### What to do
Return the material below in full and exactly.

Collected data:
======

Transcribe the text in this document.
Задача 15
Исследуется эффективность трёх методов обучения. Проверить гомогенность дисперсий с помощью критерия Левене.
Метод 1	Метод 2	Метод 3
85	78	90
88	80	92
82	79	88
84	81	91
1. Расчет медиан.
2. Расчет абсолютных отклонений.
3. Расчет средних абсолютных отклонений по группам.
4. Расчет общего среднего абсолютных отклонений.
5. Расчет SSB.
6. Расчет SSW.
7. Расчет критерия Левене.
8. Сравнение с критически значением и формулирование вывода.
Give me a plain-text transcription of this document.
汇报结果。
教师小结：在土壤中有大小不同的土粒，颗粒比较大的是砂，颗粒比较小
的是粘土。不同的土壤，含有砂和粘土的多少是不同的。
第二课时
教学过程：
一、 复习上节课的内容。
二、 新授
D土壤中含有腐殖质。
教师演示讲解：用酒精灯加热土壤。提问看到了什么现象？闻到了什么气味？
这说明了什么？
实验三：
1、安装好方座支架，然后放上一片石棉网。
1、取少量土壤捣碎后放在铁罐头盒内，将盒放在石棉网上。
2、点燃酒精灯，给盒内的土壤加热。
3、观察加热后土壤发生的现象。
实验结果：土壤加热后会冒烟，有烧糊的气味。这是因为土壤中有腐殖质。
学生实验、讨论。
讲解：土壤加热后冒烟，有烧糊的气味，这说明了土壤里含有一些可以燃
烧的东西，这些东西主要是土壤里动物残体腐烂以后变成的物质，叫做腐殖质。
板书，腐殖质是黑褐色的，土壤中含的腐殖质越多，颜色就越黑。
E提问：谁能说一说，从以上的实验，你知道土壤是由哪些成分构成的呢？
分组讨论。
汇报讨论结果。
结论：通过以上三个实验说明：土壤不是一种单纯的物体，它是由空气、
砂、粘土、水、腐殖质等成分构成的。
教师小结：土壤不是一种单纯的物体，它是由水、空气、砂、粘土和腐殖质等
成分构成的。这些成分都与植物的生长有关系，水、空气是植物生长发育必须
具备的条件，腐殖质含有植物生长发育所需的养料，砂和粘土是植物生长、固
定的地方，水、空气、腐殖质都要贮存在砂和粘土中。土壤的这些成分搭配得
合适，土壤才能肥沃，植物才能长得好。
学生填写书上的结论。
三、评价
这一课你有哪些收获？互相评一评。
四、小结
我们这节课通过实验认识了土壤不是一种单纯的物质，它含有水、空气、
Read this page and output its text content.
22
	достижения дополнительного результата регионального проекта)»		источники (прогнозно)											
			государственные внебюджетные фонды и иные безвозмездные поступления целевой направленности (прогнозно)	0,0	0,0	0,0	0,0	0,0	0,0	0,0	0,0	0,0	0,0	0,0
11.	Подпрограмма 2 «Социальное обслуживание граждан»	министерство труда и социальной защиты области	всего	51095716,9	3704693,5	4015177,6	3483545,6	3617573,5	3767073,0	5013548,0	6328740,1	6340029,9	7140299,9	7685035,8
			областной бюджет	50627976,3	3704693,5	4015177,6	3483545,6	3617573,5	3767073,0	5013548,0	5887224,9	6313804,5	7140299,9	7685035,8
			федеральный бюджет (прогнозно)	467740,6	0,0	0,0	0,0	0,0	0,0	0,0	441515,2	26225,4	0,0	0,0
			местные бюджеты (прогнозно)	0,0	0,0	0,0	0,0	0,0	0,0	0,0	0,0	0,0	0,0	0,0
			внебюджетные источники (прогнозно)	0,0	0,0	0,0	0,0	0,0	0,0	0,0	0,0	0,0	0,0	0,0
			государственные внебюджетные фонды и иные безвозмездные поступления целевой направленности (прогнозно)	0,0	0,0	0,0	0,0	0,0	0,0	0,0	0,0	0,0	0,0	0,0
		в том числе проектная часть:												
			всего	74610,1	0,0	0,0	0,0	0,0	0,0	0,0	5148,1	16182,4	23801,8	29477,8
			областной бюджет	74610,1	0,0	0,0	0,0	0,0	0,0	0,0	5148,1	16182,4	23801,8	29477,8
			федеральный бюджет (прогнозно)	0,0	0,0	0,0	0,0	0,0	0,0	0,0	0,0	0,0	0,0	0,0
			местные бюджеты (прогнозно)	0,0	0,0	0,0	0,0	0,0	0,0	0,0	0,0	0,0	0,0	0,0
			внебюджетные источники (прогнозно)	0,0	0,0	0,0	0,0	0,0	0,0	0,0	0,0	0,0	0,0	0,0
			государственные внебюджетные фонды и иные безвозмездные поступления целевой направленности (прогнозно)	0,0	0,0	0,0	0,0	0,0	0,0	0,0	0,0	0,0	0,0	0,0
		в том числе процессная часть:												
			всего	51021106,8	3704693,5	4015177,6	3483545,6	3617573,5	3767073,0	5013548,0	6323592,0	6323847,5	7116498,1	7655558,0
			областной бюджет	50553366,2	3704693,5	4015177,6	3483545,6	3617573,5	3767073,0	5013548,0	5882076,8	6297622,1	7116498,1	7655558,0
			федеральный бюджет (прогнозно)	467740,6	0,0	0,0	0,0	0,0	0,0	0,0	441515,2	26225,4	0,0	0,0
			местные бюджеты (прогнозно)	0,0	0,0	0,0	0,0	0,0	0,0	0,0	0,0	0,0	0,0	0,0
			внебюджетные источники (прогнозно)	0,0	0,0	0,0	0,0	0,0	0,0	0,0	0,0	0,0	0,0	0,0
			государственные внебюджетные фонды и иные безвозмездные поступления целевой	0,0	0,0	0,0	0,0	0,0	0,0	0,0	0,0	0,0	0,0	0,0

======

### Answer to this task
Transcribe the text in this document.
Задача 15
Исследуется эффективность трёх методов обучения. Проверить гомогенность дисперсий с помощью критерия Левене.
Метод 1	Метод 2	Метод 3
85	78	90
88	80	92
82	79	88
84	81	91
1. Расчет медиан.
2. Расчет абсолютных отклонений.
3. Расчет средних абсолютных отклонений по группам.
4. Расчет общего среднего абсолютных отклонений.
5. Расчет SSB.
6. Расчет SSW.
7. Расчет критерия Левене.
8. Сравнение с критически значением и формулирование вывода.
Give me a plain-text transcription of this document.
汇报结果。
教师小结：在土壤中有大小不同的土粒，颗粒比较大的是砂，颗粒比较小
的是粘土。不同的土壤，含有砂和粘土的多少是不同的。
第二课时
教学过程：
一、 复习上节课的内容。
二、 新授
D土壤中含有腐殖质。
教师演示讲解：用酒精灯加热土壤。提问看到了什么现象？闻到了什么气味？
这说明了什么？
实验三：
1、安装好方座支架，然后放上一片石棉网。
1、取少量土壤捣碎后放在铁罐头盒内，将盒放在石棉网上。
2、点燃酒精灯，给盒内的土壤加热。
3、观察加热后土壤发生的现象。
实验结果：土壤加热后会冒烟，有烧糊的气味。这是因为土壤中有腐殖质。
学生实验、讨论。
讲解：土壤加热后冒烟，有烧糊的气味，这说明了土壤里含有一些可以燃
烧的东西，这些东西主要是土壤里动物残体腐烂以后变成的物质，叫做腐殖质。
板书，腐殖质是黑褐色的，土壤中含的腐殖质越多，颜色就越黑。
E提问：谁能说一说，从以上的实验，你知道土壤是由哪些成分构成的呢？
分组讨论。
汇报讨论结果。
结论：通过以上三个实验说明：土壤不是一种单纯的物体，它是由空气、
砂、粘土、水、腐殖质等成分构成的。
教师小结：土壤不是一种单纯的物体，它是由水、空气、砂、粘土和腐殖质等
成分构成的。这些成分都与植物的生长有关系，水、空气是植物生长发育必须
具备的条件，腐殖质含有植物生长发育所需的养料，砂和粘土是植物生长、固
定的地方，水、空气、腐殖质都要贮存在砂和粘土中。土壤的这些成分搭配得
合适，土壤才能肥沃，植物才能长得好。
学生填写书上的结论。
三、评价
这一课你有哪些收获？互相评一评。
四、小结
我们这节课通过实验认识了土壤不是一种单纯的物质，它含有水、空气、
Read this page and output its text content.
22
	достижения дополнительного результата регионального проекта)»		источники (прогнозно)											
			государственные внебюджетные фонды и иные безвозмездные поступления целевой направленности (прогнозно)	0,0	0,0	0,0	0,0	0,0	0,0	0,0	0,0	0,0	0,0	0,0
11.	Подпрограмма 2 «Социальное обслуживание граждан»	министерство труда и социальной защиты области	всего	51095716,9	3704693,5	4015177,6	3483545,6	3617573,5	3767073,0	5013548,0	6328740,1	6340029,9	7140299,9	7685035,8
			областной бюджет	50627976,3	3704693,5	4015177,6	3483545,6	3617573,5	3767073,0	5013548,0	5887224,9	6313804,5	7140299,9	7685035,8
			федеральный бюджет (прогнозно)	467740,6	0,0	0,0	0,0	0,0	0,0	0,0	441515,2	26225,4	0,0	0,0
			местные бюджеты (прогнозно)	0,0	0,0	0,0	0,0	0,0	0,0	0,0	0,0	0,0	0,0	0,0
			внебюджетные источники (прогнозно)	0,0	0,0	0,0	0,0	0,0	0,0	0,0	0,0	0,0	0,0	0,0
			государственные внебюджетные фонды и иные безвозмездные поступления целевой направленности (прогнозно)	0,0	0,0	0,0	0,0	0,0	0,0	0,0	0,0	0,0	0,0	0,0
		в том числе проектная часть:												
			всего	74610,1	0,0	0,0	0,0	0,0	0,0	0,0	5148,1	16182,4	23801,8	29477,8
			областной бюджет	74610,1	0,0	0,0	0,0	0,0	0,0	0,0	5148,1	16182,4	23801,8	29477,8
			федеральный бюджет (прогнозно)	0,0	0,0	0,0	0,0	0,0	0,0	0,0	0,0	0,0	0,0	0,0
			местные бюджеты (прогнозно)	0,0	0,0	0,0	0,0	0,0	0,0	0,0	0,0	0,0	0,0	0,0
			внебюджетные источники (прогнозно)	0,0	0,0	0,0	0,0	0,0	0,0	0,0	0,0	0,0	0,0	0,0
			государственные внебюджетные фонды и иные безвозмездные поступления целевой направленности (прогнозно)	0,0	0,0	0,0	0,0	0,0	0,0	0,0	0,0	0,0	0,0	0,0
		в том числе процессная часть:												
			всего	51021106,8	3704693,5	4015177,6	3483545,6	3617573,5	3767073,0	5013548,0	6323592,0	6323847,5	7116498,1	7655558,0
			областной бюджет	50553366,2	3704693,5	4015177,6	3483545,6	3617573,5	3767073,0	5013548,0	5882076,8	6297622,1	7116498,1	7655558,0
			федеральный бюджет (прогнозно)	467740,6	0,0	0,0	0,0	0,0	0,0	0,0	441515,2	26225,4	0,0	0,0
			местные бюджеты (прогнозно)	0,0	0,0	0,0	0,0	0,0	0,0	0,0	0,0	0,0	0,0	0,0
			внебюджетные источники (прогнозно)	0,0	0,0	0,0	0,0	0,0	0,0	0,0	0,0	0,0	0,0	0,0
			государственные внебюджетные фонды и иные безвозмездные поступления целевой	0,0	0,0	0,0	0,0	0,0	0,0	0,0	0,0	0,0	0,0	0,0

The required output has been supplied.